## Task prompt
In the listing below, find every line containing "Journalists" and copy it out.

══ Data

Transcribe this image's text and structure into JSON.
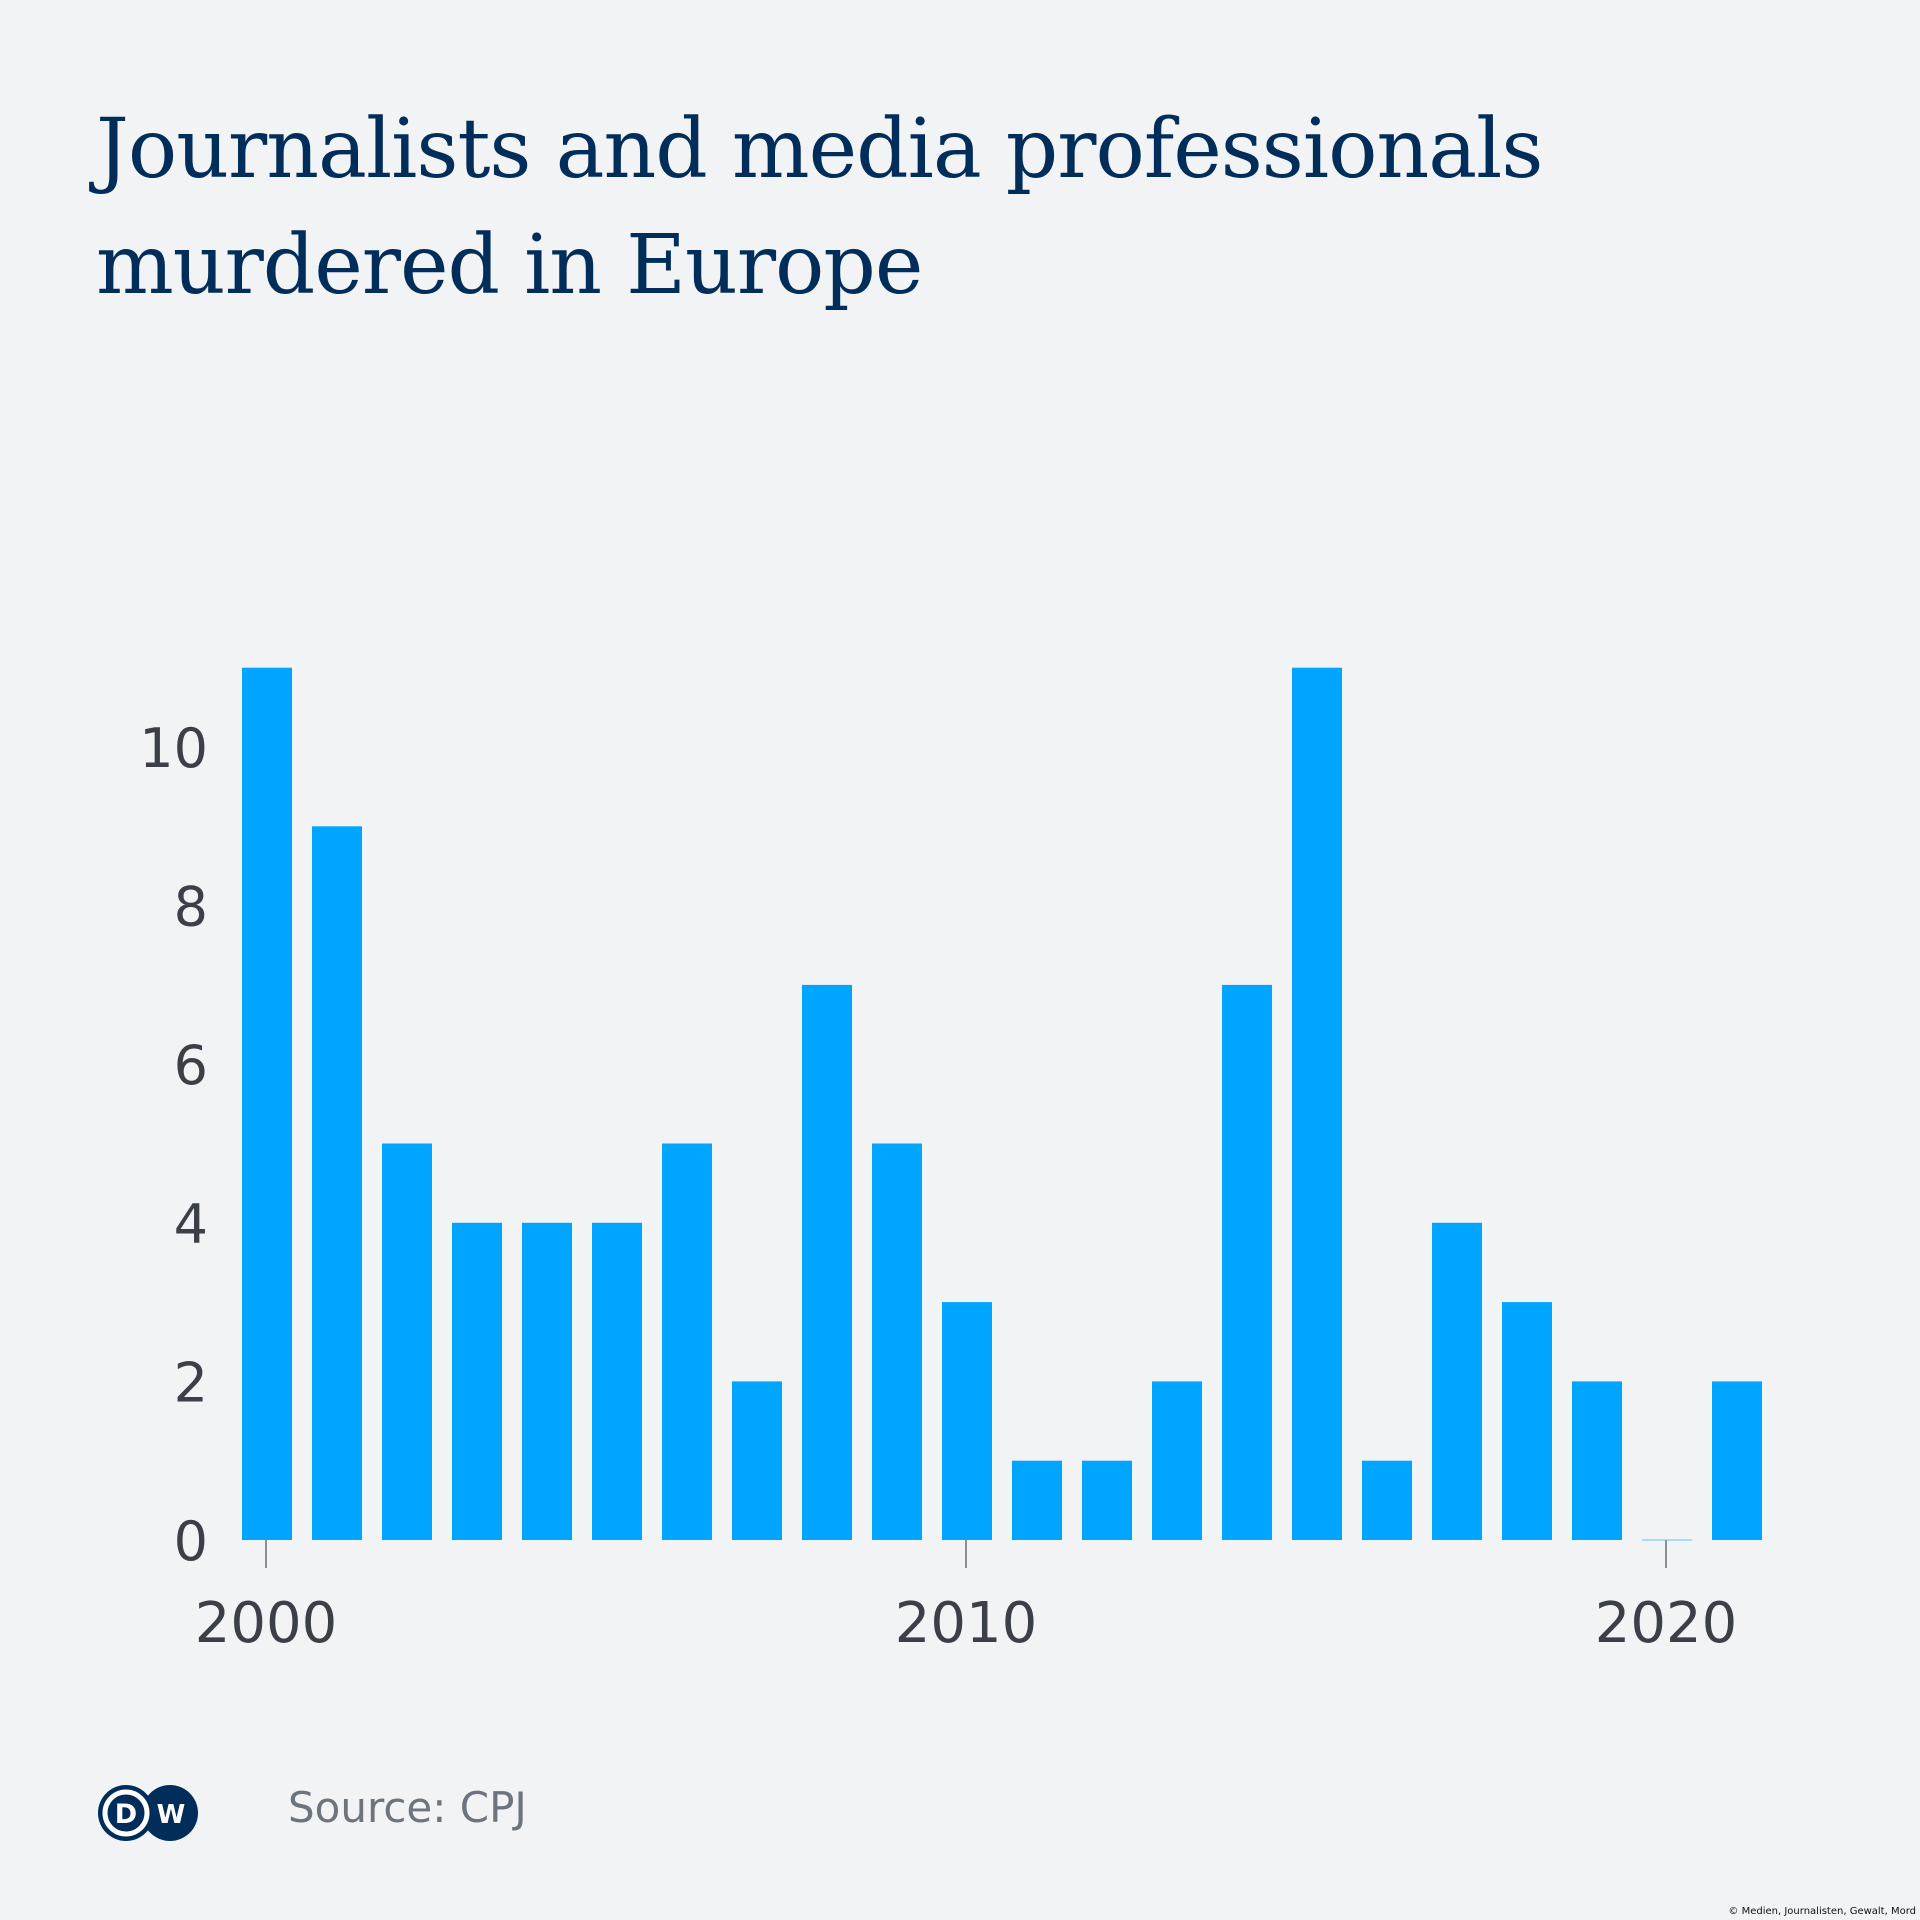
{
  "title": "Journalists and media professionals murdered in Europe",
  "source": "Source: CPJ",
  "logo_text": {
    "left": "D",
    "right": "W"
  },
  "credit": "© Medien, Journalisten, Gewalt, Mord",
  "colors": {
    "bar": "#00a5ff",
    "title": "#002d5a",
    "background": "#f1f3f5",
    "axis_text": "#3b4048",
    "logo": "#002d5a"
  },
  "chart_data": {
    "type": "bar",
    "title": "Journalists and media professionals murdered in Europe",
    "xlabel": "",
    "ylabel": "",
    "categories": [
      "2000",
      "2001",
      "2002",
      "2003",
      "2004",
      "2005",
      "2006",
      "2007",
      "2008",
      "2009",
      "2010",
      "2011",
      "2012",
      "2013",
      "2014",
      "2015",
      "2016",
      "2017",
      "2018",
      "2019",
      "2020",
      "2021"
    ],
    "values": [
      11,
      9,
      5,
      4,
      4,
      4,
      5,
      2,
      7,
      5,
      3,
      1,
      1,
      2,
      7,
      11,
      1,
      4,
      3,
      2,
      0,
      2
    ],
    "ylim": [
      0,
      11
    ],
    "yticks": [
      "0",
      "2",
      "4",
      "6",
      "8",
      "10"
    ],
    "xticks": [
      "2000",
      "2010",
      "2020"
    ],
    "grid": false,
    "legend": "none"
  }
}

════

## Right answer
  "title": "Journalists and media professionals murdered in Europe",
    "title": "Journalists and media professionals murdered in Europe",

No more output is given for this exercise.